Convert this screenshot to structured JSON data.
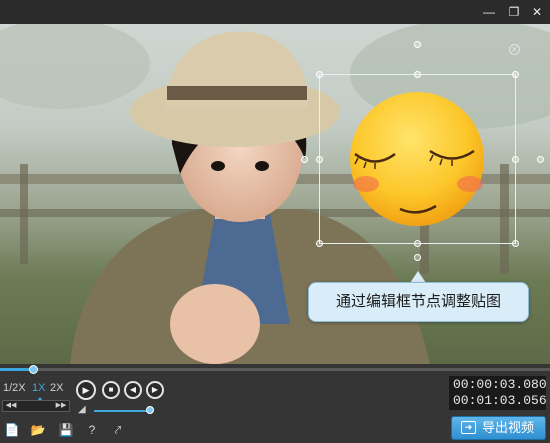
{
  "window": {
    "minimize_icon": "minimize-icon",
    "restore_icon": "restore-icon",
    "close_icon": "close-icon"
  },
  "stage": {
    "sticker_icon": "blushing-emoji-sticker",
    "tooltip_text": "通过编辑框节点调整贴图"
  },
  "player": {
    "progress": 0.06,
    "speeds": [
      "1/2X",
      "1X",
      "2X"
    ],
    "active_speed": "1X",
    "volume": 1.0,
    "current_time": "00:00:03.080",
    "total_time": "00:01:03.056"
  },
  "toolbar": {
    "icons": [
      "new-file-icon",
      "open-folder-icon",
      "save-icon",
      "help-icon",
      "share-icon"
    ]
  },
  "export": {
    "label": "导出视频"
  }
}
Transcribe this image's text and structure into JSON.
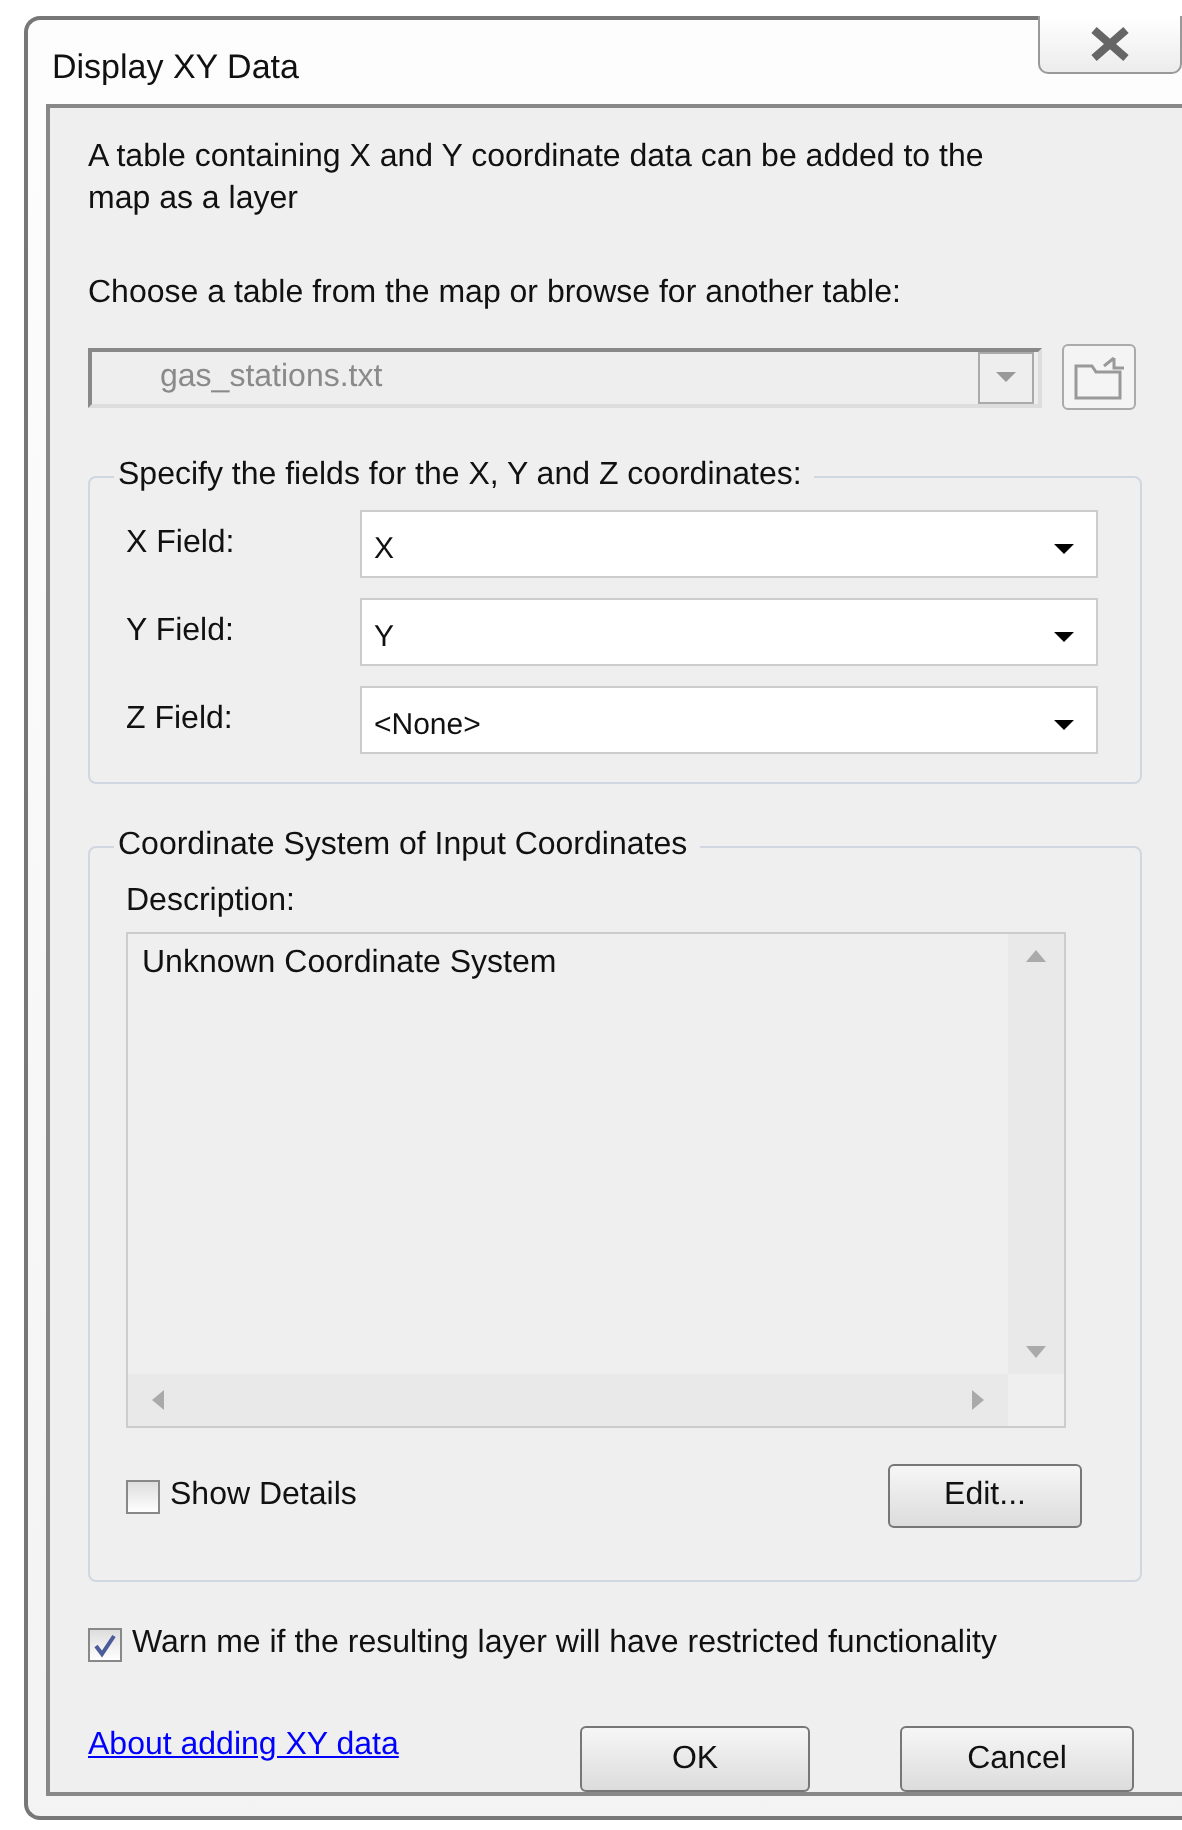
{
  "window": {
    "title": "Display XY Data"
  },
  "intro": "A table containing X and Y coordinate data can be added to the map as a layer",
  "table_prompt": "Choose a table from the map or browse for another table:",
  "table_combo": {
    "value": "gas_stations.txt",
    "disabled": true
  },
  "fields_group": {
    "legend": "Specify the fields for the X, Y and Z coordinates:",
    "fields": [
      {
        "label": "X Field:",
        "value": "X"
      },
      {
        "label": "Y Field:",
        "value": "Y"
      },
      {
        "label": "Z Field:",
        "value": "<None>"
      }
    ]
  },
  "coordinate_group": {
    "legend": "Coordinate System of Input Coordinates",
    "description_label": "Description:",
    "description": "Unknown Coordinate System",
    "show_details": {
      "label": "Show Details",
      "checked": false
    },
    "edit_button": "Edit..."
  },
  "warn": {
    "label": "Warn me if the resulting layer will have restricted functionality",
    "checked": true
  },
  "help_link": "About adding XY data",
  "buttons": [
    "OK",
    "Cancel"
  ]
}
######
Note each line of the entries that has "value" in it, and copy those lines.

    "value": "gas_stations.txt",
        "value": "X"
        "value": "Y"
        "value": "<None>"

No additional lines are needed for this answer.